__WRITTEN PROBLEM__
Write out all records as given; omit images.

__PROVIDED RECORDS__
_ _ _ _ _ _ _

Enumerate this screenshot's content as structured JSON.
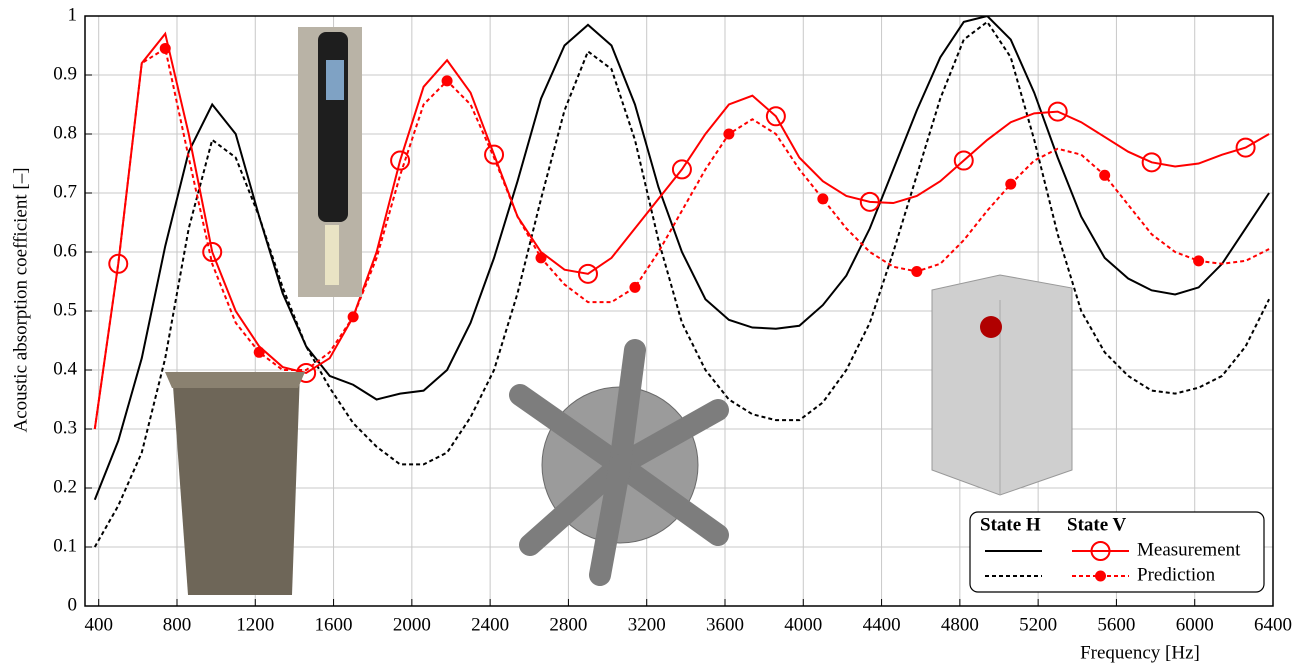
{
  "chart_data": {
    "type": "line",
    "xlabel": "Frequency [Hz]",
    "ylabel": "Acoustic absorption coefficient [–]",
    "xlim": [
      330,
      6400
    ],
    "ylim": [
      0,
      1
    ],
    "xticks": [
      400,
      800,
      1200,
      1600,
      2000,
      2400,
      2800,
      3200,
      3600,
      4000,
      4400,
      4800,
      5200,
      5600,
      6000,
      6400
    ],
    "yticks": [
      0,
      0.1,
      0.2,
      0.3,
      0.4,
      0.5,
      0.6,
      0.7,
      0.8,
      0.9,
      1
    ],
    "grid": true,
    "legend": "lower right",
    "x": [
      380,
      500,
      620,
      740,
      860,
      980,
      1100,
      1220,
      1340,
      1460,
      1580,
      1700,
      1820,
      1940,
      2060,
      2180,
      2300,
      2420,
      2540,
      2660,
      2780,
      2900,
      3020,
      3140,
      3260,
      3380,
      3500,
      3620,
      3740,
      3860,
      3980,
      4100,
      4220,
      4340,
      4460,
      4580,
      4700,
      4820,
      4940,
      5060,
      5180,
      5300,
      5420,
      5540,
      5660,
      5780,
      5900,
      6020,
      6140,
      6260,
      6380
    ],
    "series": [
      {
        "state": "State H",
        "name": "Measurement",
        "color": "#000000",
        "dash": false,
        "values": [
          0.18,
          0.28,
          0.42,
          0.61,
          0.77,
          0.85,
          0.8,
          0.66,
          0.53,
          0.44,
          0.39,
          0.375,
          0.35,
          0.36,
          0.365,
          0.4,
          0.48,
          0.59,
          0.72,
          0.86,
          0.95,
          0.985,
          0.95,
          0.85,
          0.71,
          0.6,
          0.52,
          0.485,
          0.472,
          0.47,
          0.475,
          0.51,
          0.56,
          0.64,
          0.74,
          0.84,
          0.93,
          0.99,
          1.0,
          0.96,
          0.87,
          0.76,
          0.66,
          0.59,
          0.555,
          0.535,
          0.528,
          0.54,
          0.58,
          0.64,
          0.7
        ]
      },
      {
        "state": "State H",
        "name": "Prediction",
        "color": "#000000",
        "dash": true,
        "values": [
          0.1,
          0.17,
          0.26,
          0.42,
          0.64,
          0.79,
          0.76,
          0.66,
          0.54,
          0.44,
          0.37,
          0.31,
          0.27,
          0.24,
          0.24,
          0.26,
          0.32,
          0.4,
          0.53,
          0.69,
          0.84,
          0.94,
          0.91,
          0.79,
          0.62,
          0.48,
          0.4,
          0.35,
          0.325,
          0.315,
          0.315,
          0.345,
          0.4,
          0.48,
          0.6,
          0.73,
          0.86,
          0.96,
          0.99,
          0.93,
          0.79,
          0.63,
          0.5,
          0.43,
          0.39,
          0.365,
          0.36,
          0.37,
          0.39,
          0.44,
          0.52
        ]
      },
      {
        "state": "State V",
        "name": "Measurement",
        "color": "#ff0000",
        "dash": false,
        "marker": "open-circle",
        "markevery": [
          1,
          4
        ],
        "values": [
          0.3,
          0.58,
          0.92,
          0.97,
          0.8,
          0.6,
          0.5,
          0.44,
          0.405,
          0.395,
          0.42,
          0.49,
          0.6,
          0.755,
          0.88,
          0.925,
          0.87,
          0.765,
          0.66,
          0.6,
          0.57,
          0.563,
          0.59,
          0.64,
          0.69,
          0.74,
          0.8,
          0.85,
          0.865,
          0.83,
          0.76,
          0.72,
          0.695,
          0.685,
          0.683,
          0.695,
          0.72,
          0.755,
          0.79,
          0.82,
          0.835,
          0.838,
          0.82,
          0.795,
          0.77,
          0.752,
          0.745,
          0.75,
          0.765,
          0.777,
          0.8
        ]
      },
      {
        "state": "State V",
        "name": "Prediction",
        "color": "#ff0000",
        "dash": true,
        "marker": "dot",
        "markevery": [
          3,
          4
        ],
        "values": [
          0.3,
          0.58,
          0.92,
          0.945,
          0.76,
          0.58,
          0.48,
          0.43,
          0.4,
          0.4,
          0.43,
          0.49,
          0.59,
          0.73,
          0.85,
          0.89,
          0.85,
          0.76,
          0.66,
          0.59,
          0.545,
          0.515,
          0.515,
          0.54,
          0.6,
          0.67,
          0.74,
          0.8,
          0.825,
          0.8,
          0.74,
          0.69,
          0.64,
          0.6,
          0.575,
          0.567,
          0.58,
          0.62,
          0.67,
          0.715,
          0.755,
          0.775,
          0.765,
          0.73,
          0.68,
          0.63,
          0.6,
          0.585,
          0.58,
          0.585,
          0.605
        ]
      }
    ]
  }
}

_ _ _ _ _ _ _

__PROBLEM SOLUTION__
Enumerate this screenshot's content as structured JSON.
{
  "chart_data": {
    "type": "line",
    "xlabel": "Frequency [Hz]",
    "ylabel": "Acoustic absorption coefficient [–]",
    "xlim": [
      330,
      6400
    ],
    "ylim": [
      0,
      1
    ],
    "xticks": [
      400,
      800,
      1200,
      1600,
      2000,
      2400,
      2800,
      3200,
      3600,
      4000,
      4400,
      4800,
      5200,
      5600,
      6000,
      6400
    ],
    "yticks": [
      0,
      0.1,
      0.2,
      0.3,
      0.4,
      0.5,
      0.6,
      0.7,
      0.8,
      0.9,
      1
    ],
    "grid": true,
    "legend": "lower right",
    "x": [
      380,
      500,
      620,
      740,
      860,
      980,
      1100,
      1220,
      1340,
      1460,
      1580,
      1700,
      1820,
      1940,
      2060,
      2180,
      2300,
      2420,
      2540,
      2660,
      2780,
      2900,
      3020,
      3140,
      3260,
      3380,
      3500,
      3620,
      3740,
      3860,
      3980,
      4100,
      4220,
      4340,
      4460,
      4580,
      4700,
      4820,
      4940,
      5060,
      5180,
      5300,
      5420,
      5540,
      5660,
      5780,
      5900,
      6020,
      6140,
      6260,
      6380
    ],
    "series": [
      {
        "state": "State H",
        "name": "Measurement",
        "color": "#000000",
        "dash": false,
        "values": [
          0.18,
          0.28,
          0.42,
          0.61,
          0.77,
          0.85,
          0.8,
          0.66,
          0.53,
          0.44,
          0.39,
          0.375,
          0.35,
          0.36,
          0.365,
          0.4,
          0.48,
          0.59,
          0.72,
          0.86,
          0.95,
          0.985,
          0.95,
          0.85,
          0.71,
          0.6,
          0.52,
          0.485,
          0.472,
          0.47,
          0.475,
          0.51,
          0.56,
          0.64,
          0.74,
          0.84,
          0.93,
          0.99,
          1.0,
          0.96,
          0.87,
          0.76,
          0.66,
          0.59,
          0.555,
          0.535,
          0.528,
          0.54,
          0.58,
          0.64,
          0.7
        ]
      },
      {
        "state": "State H",
        "name": "Prediction",
        "color": "#000000",
        "dash": true,
        "values": [
          0.1,
          0.17,
          0.26,
          0.42,
          0.64,
          0.79,
          0.76,
          0.66,
          0.54,
          0.44,
          0.37,
          0.31,
          0.27,
          0.24,
          0.24,
          0.26,
          0.32,
          0.4,
          0.53,
          0.69,
          0.84,
          0.94,
          0.91,
          0.79,
          0.62,
          0.48,
          0.4,
          0.35,
          0.325,
          0.315,
          0.315,
          0.345,
          0.4,
          0.48,
          0.6,
          0.73,
          0.86,
          0.96,
          0.99,
          0.93,
          0.79,
          0.63,
          0.5,
          0.43,
          0.39,
          0.365,
          0.36,
          0.37,
          0.39,
          0.44,
          0.52
        ]
      },
      {
        "state": "State V",
        "name": "Measurement",
        "color": "#ff0000",
        "dash": false,
        "marker": "open-circle",
        "markevery": [
          1,
          4
        ],
        "values": [
          0.3,
          0.58,
          0.92,
          0.97,
          0.8,
          0.6,
          0.5,
          0.44,
          0.405,
          0.395,
          0.42,
          0.49,
          0.6,
          0.755,
          0.88,
          0.925,
          0.87,
          0.765,
          0.66,
          0.6,
          0.57,
          0.563,
          0.59,
          0.64,
          0.69,
          0.74,
          0.8,
          0.85,
          0.865,
          0.83,
          0.76,
          0.72,
          0.695,
          0.685,
          0.683,
          0.695,
          0.72,
          0.755,
          0.79,
          0.82,
          0.835,
          0.838,
          0.82,
          0.795,
          0.77,
          0.752,
          0.745,
          0.75,
          0.765,
          0.777,
          0.8
        ]
      },
      {
        "state": "State V",
        "name": "Prediction",
        "color": "#ff0000",
        "dash": true,
        "marker": "dot",
        "markevery": [
          3,
          4
        ],
        "values": [
          0.3,
          0.58,
          0.92,
          0.945,
          0.76,
          0.58,
          0.48,
          0.43,
          0.4,
          0.4,
          0.43,
          0.49,
          0.59,
          0.73,
          0.85,
          0.89,
          0.85,
          0.76,
          0.66,
          0.59,
          0.545,
          0.515,
          0.515,
          0.54,
          0.6,
          0.67,
          0.74,
          0.8,
          0.825,
          0.8,
          0.74,
          0.69,
          0.64,
          0.6,
          0.575,
          0.567,
          0.58,
          0.62,
          0.67,
          0.715,
          0.755,
          0.775,
          0.765,
          0.73,
          0.68,
          0.63,
          0.6,
          0.585,
          0.58,
          0.585,
          0.605
        ]
      }
    ]
  }
}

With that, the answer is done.